> [Recorded data]:
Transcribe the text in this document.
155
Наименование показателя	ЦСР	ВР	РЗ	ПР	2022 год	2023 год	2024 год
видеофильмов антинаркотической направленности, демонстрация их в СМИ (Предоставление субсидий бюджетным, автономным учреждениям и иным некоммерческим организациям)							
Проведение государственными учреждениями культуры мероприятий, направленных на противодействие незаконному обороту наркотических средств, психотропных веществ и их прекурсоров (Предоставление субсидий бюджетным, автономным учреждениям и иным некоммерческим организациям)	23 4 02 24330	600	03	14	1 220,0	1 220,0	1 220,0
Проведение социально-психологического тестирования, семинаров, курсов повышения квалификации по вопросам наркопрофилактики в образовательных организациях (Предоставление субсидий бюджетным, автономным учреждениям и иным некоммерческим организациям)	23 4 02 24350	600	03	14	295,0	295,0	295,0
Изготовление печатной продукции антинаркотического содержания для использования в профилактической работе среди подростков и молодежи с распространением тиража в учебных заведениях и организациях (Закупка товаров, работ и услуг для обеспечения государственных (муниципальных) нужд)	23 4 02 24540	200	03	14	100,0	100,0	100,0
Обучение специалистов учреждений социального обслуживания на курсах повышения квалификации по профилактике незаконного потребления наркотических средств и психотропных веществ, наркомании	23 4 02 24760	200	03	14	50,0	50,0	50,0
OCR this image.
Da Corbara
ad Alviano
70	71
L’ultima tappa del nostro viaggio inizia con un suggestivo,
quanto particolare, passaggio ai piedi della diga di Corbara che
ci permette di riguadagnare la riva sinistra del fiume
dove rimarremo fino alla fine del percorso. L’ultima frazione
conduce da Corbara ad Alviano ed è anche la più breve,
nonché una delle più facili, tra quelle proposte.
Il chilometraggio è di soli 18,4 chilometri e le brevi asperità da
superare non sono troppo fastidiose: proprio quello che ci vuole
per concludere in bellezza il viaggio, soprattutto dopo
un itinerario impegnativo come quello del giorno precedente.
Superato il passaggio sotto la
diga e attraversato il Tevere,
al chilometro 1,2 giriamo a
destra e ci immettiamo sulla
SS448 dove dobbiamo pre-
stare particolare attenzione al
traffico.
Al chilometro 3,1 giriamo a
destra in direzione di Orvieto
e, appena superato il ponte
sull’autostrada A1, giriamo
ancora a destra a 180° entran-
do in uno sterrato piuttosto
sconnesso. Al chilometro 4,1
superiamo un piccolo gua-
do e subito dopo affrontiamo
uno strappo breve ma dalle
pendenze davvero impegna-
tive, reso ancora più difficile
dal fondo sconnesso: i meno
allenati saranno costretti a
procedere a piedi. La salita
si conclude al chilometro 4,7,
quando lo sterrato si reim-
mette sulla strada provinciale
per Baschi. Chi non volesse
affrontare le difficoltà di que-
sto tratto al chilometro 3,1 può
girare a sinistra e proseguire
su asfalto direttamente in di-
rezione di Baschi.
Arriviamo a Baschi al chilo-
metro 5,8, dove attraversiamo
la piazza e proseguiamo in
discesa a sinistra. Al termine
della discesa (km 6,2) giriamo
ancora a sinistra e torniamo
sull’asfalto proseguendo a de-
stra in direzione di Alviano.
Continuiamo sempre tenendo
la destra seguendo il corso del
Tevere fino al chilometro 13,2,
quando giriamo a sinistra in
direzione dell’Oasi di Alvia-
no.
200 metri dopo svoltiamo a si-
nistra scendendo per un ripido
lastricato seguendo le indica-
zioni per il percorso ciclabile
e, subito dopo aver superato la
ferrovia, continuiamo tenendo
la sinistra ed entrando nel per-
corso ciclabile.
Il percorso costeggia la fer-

> [Task requirements]:
From the listing above, copy all lines holding the word "viaggio".

> [Solution to the exercise]:
L’ultima tappa del nostro viaggio inizia con un suggestivo,
per concludere in bellezza il viaggio, soprattutto dopo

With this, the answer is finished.